▸ **SOURCE MATERIAL**:
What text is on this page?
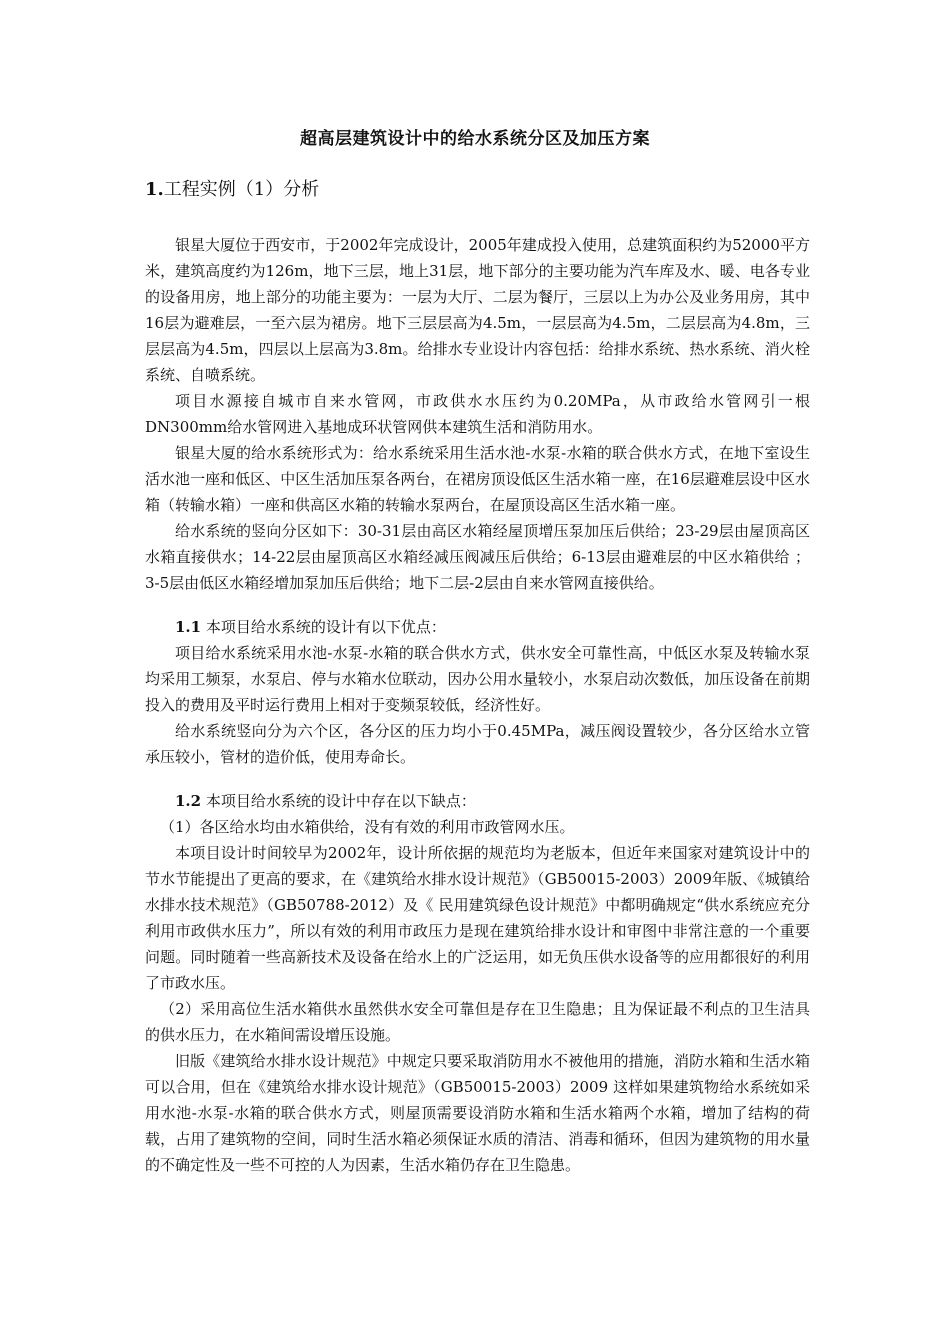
超高层建筑设计中的给水系统分区及加压方案
1.工程实例（1）分析

银星大厦位于西安市，于2002年完成设计，2005年建成投入使用，总建筑面积约为52000平方米，建筑高度约为126m，地下三层，地上31层，地下部分的主要功能为汽车库及水、暖、电各专业的设备用房，地上部分的功能主要为：一层为大厅、二层为餐厅，三层以上为办公及业务用房，其中16层为避难层，一至六层为裙房。地下三层层高为4.5m，一层层高为4.5m，二层层高为4.8m，三层层高为4.5m，四层以上层高为3.8m。给排水专业设计内容包括：给排水系统、热水系统、消火栓系统、自喷系统。

项目水源接自城市自来水管网，市政供水水压约为0.20MPa，从市政给水管网引一根DN300mm给水管网进入基地成环状管网供本建筑生活和消防用水。

银星大厦的给水系统形式为：给水系统采用生活水池-水泵-水箱的联合供水方式，在地下室设生活水池一座和低区、中区生活加压泵各两台，在裙房顶设低区生活水箱一座，在16层避难层设中区水箱（转输水箱）一座和供高区水箱的转输水泵两台，在屋顶设高区生活水箱一座。

给水系统的竖向分区如下：30-31层由高区水箱经屋顶增压泵加压后供给；23-29层由屋顶高区水箱直接供水；14-22层由屋顶高区水箱经减压阀减压后供给；6-13层由避难层的中区水箱供给 ；3-5层由低区水箱经增加泵加压后供给；地下二层-2层由自来水管网直接供给。

1.1 本项目给水系统的设计有以下优点：

项目给水系统采用水池-水泵-水箱的联合供水方式，供水安全可靠性高，中低区水泵及转输水泵均采用工频泵，水泵启、停与水箱水位联动，因办公用水量较小，水泵启动次数低，加压设备在前期投入的费用及平时运行费用上相对于变频泵较低，经济性好。

给水系统竖向分为六个区，各分区的压力均小于0.45MPa，减压阀设置较少，各分区给水立管承压较小，管材的造价低，使用寿命长。

1.2 本项目给水系统的设计中存在以下缺点：

（1）各区给水均由水箱供给，没有有效的利用市政管网水压。

本项目设计时间较早为2002年，设计所依据的规范均为老版本，但近年来国家对建筑设计中的节水节能提出了更高的要求，在《建筑给水排水设计规范》（GB50015-2003）2009年版、《城镇给水排水技术规范》（GB50788-2012）及《 民用建筑绿色设计规范》中都明确规定“供水系统应充分利用市政供水压力”，所以有效的利用市政压力是现在建筑给排水设计和审图中非常注意的一个重要问题。同时随着一些高新技术及设备在给水上的广泛运用，如无负压供水设备等的应用都很好的利用了市政水压。

（2）采用高位生活水箱供水虽然供水安全可靠但是存在卫生隐患；且为保证最不利点的卫生洁具的供水压力，在水箱间需设增压设施。

旧版《建筑给水排水设计规范》中规定只要采取消防用水不被他用的措施，消防水箱和生活水箱可以合用，但在《建筑给水排水设计规范》（GB50015-2003）2009 这样如果建筑物给水系统如采用水池-水泵-水箱的联合供水方式，则屋顶需要设消防水箱和生活水箱两个水箱，增加了结构的荷载，占用了建筑物的空间，同时生活水箱必须保证水质的清洁、消毒和循环，但因为建筑物的用水量的不确定性及一些不可控的人为因素，生活水箱仍存在卫生隐患。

▸ **TASK DESCRIPTION**: Take the listing above and print it exactly, apart from the pictures.

▸ **WRITTEN ANSWER**:
What text is on this page?
超高层建筑设计中的给水系统分区及加压方案
1.工程实例（1）分析

银星大厦位于西安市，于2002年完成设计，2005年建成投入使用，总建筑面积约为52000平方米，建筑高度约为126m，地下三层，地上31层，地下部分的主要功能为汽车库及水、暖、电各专业的设备用房，地上部分的功能主要为：一层为大厅、二层为餐厅，三层以上为办公及业务用房，其中16层为避难层，一至六层为裙房。地下三层层高为4.5m，一层层高为4.5m，二层层高为4.8m，三层层高为4.5m，四层以上层高为3.8m。给排水专业设计内容包括：给排水系统、热水系统、消火栓系统、自喷系统。

项目水源接自城市自来水管网，市政供水水压约为0.20MPa，从市政给水管网引一根DN300mm给水管网进入基地成环状管网供本建筑生活和消防用水。

银星大厦的给水系统形式为：给水系统采用生活水池-水泵-水箱的联合供水方式，在地下室设生活水池一座和低区、中区生活加压泵各两台，在裙房顶设低区生活水箱一座，在16层避难层设中区水箱（转输水箱）一座和供高区水箱的转输水泵两台，在屋顶设高区生活水箱一座。

给水系统的竖向分区如下：30-31层由高区水箱经屋顶增压泵加压后供给；23-29层由屋顶高区水箱直接供水；14-22层由屋顶高区水箱经减压阀减压后供给；6-13层由避难层的中区水箱供给 ；3-5层由低区水箱经增加泵加压后供给；地下二层-2层由自来水管网直接供给。

1.1 本项目给水系统的设计有以下优点：

项目给水系统采用水池-水泵-水箱的联合供水方式，供水安全可靠性高，中低区水泵及转输水泵均采用工频泵，水泵启、停与水箱水位联动，因办公用水量较小，水泵启动次数低，加压设备在前期投入的费用及平时运行费用上相对于变频泵较低，经济性好。

给水系统竖向分为六个区，各分区的压力均小于0.45MPa，减压阀设置较少，各分区给水立管承压较小，管材的造价低，使用寿命长。

1.2 本项目给水系统的设计中存在以下缺点：

（1）各区给水均由水箱供给，没有有效的利用市政管网水压。

本项目设计时间较早为2002年，设计所依据的规范均为老版本，但近年来国家对建筑设计中的节水节能提出了更高的要求，在《建筑给水排水设计规范》（GB50015-2003）2009年版、《城镇给水排水技术规范》（GB50788-2012）及《 民用建筑绿色设计规范》中都明确规定“供水系统应充分利用市政供水压力”，所以有效的利用市政压力是现在建筑给排水设计和审图中非常注意的一个重要问题。同时随着一些高新技术及设备在给水上的广泛运用，如无负压供水设备等的应用都很好的利用了市政水压。

（2）采用高位生活水箱供水虽然供水安全可靠但是存在卫生隐患；且为保证最不利点的卫生洁具的供水压力，在水箱间需设增压设施。

旧版《建筑给水排水设计规范》中规定只要采取消防用水不被他用的措施，消防水箱和生活水箱可以合用，但在《建筑给水排水设计规范》（GB50015-2003）2009 这样如果建筑物给水系统如采用水池-水泵-水箱的联合供水方式，则屋顶需要设消防水箱和生活水箱两个水箱，增加了结构的荷载，占用了建筑物的空间，同时生活水箱必须保证水质的清洁、消毒和循环，但因为建筑物的用水量的不确定性及一些不可控的人为因素，生活水箱仍存在卫生隐患。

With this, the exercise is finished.